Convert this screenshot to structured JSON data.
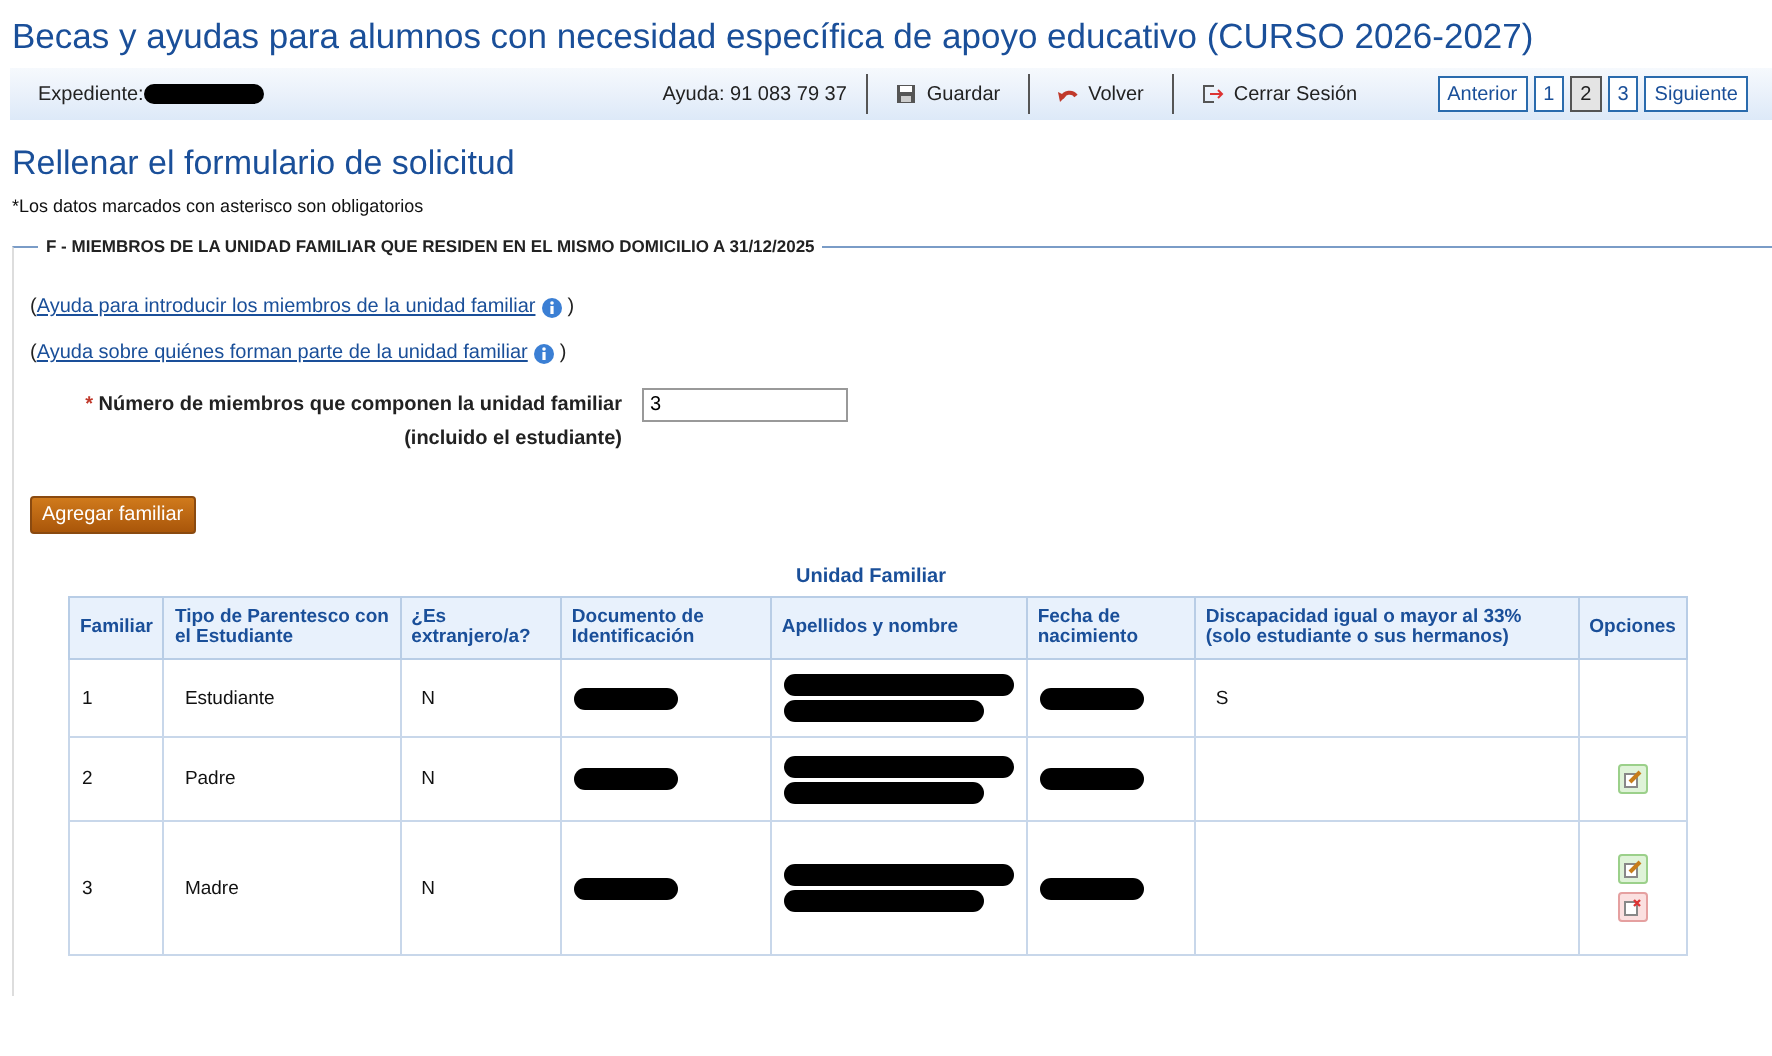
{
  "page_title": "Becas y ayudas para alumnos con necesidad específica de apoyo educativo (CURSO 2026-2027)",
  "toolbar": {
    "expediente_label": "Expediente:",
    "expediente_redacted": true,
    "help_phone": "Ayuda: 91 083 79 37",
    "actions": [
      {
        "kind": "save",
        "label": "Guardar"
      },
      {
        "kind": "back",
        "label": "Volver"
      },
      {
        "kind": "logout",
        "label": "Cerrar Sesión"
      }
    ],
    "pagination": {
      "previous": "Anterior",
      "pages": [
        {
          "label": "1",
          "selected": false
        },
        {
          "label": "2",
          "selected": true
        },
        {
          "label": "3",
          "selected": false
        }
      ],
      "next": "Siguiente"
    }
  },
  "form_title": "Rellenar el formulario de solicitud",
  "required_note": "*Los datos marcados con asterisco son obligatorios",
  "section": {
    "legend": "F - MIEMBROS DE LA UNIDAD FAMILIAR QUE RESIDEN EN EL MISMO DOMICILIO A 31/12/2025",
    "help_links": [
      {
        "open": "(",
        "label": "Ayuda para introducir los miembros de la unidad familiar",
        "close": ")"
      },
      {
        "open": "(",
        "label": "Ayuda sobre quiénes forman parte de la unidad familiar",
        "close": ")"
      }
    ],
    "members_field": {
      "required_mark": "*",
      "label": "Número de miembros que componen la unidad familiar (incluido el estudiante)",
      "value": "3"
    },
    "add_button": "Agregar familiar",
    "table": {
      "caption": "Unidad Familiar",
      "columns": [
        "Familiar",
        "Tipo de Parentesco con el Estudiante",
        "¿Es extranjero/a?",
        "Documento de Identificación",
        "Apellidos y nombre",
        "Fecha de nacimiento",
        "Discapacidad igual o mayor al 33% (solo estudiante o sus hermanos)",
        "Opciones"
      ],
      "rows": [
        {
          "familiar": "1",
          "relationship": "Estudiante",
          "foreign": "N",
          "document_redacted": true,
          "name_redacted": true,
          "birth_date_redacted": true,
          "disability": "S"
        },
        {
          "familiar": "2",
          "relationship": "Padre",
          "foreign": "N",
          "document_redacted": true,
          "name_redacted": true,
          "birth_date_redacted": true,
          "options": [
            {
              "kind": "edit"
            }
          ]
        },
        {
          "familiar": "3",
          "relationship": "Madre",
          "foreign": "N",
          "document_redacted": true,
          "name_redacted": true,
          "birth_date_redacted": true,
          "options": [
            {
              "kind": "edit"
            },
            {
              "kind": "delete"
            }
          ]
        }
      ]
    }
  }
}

* * * * * * * * *

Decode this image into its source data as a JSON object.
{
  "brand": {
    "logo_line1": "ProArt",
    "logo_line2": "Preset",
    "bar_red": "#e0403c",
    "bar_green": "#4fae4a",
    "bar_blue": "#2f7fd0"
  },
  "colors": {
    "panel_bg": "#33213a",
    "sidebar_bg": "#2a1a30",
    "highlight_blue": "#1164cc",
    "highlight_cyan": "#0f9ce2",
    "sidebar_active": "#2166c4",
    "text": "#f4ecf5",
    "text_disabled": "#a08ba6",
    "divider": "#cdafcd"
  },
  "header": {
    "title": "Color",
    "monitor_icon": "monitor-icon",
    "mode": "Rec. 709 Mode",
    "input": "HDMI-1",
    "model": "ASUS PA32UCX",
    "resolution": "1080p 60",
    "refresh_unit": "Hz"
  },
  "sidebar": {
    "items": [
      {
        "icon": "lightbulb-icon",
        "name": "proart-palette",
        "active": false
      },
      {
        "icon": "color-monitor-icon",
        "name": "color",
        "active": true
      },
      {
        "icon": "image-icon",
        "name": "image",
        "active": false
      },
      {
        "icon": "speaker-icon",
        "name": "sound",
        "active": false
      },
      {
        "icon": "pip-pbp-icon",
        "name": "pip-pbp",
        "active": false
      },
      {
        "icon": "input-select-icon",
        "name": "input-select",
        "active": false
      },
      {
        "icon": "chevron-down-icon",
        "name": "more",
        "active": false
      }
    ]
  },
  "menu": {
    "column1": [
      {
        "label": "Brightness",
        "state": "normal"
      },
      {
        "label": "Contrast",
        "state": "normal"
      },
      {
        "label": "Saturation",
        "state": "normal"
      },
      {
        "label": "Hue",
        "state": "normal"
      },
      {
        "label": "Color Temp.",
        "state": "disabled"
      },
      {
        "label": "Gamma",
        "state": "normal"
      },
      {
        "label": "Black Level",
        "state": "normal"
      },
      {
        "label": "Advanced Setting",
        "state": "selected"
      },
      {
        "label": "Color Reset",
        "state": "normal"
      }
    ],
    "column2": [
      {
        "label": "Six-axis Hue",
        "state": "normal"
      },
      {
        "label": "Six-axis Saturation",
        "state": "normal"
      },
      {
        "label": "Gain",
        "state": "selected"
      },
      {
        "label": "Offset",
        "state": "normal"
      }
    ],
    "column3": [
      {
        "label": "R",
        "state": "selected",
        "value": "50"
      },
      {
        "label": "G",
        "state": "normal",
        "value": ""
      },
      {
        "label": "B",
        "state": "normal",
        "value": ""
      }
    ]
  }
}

* * * * * * * * *

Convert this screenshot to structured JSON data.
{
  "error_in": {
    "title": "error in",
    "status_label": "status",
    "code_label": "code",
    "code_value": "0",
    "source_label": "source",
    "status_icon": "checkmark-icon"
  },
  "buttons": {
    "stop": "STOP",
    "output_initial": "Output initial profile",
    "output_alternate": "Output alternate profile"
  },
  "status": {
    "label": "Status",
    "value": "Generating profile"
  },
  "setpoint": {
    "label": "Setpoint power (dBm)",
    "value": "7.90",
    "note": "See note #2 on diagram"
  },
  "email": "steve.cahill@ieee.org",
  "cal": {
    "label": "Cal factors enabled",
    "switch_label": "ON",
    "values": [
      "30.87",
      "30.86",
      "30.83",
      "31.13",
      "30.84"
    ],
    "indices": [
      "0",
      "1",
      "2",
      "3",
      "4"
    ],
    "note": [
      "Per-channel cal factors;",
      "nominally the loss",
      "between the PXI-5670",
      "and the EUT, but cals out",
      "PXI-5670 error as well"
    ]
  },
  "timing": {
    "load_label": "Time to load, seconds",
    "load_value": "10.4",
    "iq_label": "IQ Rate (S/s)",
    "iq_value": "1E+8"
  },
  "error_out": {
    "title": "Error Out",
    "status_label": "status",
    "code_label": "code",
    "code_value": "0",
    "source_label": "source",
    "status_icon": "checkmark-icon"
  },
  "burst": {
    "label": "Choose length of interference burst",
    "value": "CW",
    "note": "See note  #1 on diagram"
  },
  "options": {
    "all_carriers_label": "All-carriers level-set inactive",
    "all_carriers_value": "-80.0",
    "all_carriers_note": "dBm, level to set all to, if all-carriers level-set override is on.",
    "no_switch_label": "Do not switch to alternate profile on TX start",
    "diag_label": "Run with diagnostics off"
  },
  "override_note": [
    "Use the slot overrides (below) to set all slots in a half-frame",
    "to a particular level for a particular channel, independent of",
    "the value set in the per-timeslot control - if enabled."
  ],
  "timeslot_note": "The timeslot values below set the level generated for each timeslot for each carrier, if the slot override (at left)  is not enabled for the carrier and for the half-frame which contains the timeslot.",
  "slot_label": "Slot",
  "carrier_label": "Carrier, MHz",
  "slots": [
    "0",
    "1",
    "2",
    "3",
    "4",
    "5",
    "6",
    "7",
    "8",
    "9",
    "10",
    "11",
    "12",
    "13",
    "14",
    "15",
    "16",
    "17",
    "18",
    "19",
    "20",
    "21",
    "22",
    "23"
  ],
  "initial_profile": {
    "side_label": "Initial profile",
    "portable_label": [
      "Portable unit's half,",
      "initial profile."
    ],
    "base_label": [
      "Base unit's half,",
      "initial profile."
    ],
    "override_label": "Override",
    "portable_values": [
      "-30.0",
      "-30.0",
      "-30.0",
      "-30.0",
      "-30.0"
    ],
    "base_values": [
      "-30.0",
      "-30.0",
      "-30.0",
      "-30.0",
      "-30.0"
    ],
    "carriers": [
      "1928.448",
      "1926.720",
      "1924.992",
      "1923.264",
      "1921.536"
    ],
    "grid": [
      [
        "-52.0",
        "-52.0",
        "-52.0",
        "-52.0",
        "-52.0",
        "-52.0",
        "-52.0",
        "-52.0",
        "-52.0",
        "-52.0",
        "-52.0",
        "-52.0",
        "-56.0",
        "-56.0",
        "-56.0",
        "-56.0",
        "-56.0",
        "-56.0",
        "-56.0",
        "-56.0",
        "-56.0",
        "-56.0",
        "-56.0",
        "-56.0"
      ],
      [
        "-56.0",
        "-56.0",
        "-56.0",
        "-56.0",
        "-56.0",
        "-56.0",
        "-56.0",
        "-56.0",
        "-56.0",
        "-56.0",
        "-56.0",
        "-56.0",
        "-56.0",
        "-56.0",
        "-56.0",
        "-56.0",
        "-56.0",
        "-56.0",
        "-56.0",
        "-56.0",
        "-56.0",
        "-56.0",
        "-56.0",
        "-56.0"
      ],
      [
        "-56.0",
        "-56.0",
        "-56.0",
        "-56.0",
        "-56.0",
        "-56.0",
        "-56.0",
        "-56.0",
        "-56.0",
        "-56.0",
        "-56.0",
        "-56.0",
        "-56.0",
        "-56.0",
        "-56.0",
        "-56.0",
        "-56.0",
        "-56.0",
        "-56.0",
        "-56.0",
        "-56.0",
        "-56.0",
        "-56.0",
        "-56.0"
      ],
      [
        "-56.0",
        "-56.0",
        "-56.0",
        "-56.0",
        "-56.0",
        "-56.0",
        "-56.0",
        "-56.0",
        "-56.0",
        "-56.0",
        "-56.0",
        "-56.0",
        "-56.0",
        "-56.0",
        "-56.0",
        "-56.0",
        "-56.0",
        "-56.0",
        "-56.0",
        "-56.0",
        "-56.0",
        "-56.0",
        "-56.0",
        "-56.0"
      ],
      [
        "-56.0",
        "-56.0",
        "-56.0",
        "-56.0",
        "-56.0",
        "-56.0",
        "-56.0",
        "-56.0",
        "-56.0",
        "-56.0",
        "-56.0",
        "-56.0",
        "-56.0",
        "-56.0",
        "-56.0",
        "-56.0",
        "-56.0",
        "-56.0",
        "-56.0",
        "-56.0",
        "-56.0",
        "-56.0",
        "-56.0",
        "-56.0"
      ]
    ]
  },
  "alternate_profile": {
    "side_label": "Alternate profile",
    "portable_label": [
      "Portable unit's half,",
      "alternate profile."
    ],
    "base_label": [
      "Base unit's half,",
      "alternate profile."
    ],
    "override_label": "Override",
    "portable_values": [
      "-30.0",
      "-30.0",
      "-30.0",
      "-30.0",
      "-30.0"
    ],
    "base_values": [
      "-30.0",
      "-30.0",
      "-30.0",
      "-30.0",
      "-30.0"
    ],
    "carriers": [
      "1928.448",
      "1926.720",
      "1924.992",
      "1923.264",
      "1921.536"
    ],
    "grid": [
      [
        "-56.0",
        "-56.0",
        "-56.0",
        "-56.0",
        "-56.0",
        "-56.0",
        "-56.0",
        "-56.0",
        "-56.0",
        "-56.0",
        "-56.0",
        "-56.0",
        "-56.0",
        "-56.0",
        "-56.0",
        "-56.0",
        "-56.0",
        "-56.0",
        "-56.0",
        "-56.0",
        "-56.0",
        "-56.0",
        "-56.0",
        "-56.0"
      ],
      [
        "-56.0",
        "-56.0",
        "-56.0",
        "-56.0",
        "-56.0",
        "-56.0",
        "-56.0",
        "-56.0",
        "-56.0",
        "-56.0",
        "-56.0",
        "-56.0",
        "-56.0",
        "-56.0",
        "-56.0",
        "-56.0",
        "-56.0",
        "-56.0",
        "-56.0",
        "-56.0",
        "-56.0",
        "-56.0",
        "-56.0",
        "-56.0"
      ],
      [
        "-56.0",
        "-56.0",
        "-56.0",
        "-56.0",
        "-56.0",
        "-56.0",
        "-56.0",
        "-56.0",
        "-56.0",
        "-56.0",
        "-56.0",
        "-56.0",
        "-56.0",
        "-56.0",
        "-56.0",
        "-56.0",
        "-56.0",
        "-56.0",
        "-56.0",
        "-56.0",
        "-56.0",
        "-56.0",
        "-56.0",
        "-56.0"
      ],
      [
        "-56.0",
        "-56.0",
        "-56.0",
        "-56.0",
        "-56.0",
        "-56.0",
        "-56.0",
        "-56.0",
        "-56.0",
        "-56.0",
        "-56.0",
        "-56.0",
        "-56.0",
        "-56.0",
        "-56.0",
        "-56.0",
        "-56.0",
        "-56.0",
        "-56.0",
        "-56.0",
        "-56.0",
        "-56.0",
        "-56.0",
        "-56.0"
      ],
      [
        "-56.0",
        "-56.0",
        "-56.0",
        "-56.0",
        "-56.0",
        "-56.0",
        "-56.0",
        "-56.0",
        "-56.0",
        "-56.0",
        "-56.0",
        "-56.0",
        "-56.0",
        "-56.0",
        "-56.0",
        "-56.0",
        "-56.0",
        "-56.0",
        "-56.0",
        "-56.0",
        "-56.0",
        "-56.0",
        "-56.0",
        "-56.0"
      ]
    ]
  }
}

* * * * * * * * *

> WHAT YOU HAVE TO DO
Copy all lines above containing the string "monitor".

> EXERCISE ANSWER
    "monitor_icon": "monitor-icon",
        "icon": "color-monitor-icon",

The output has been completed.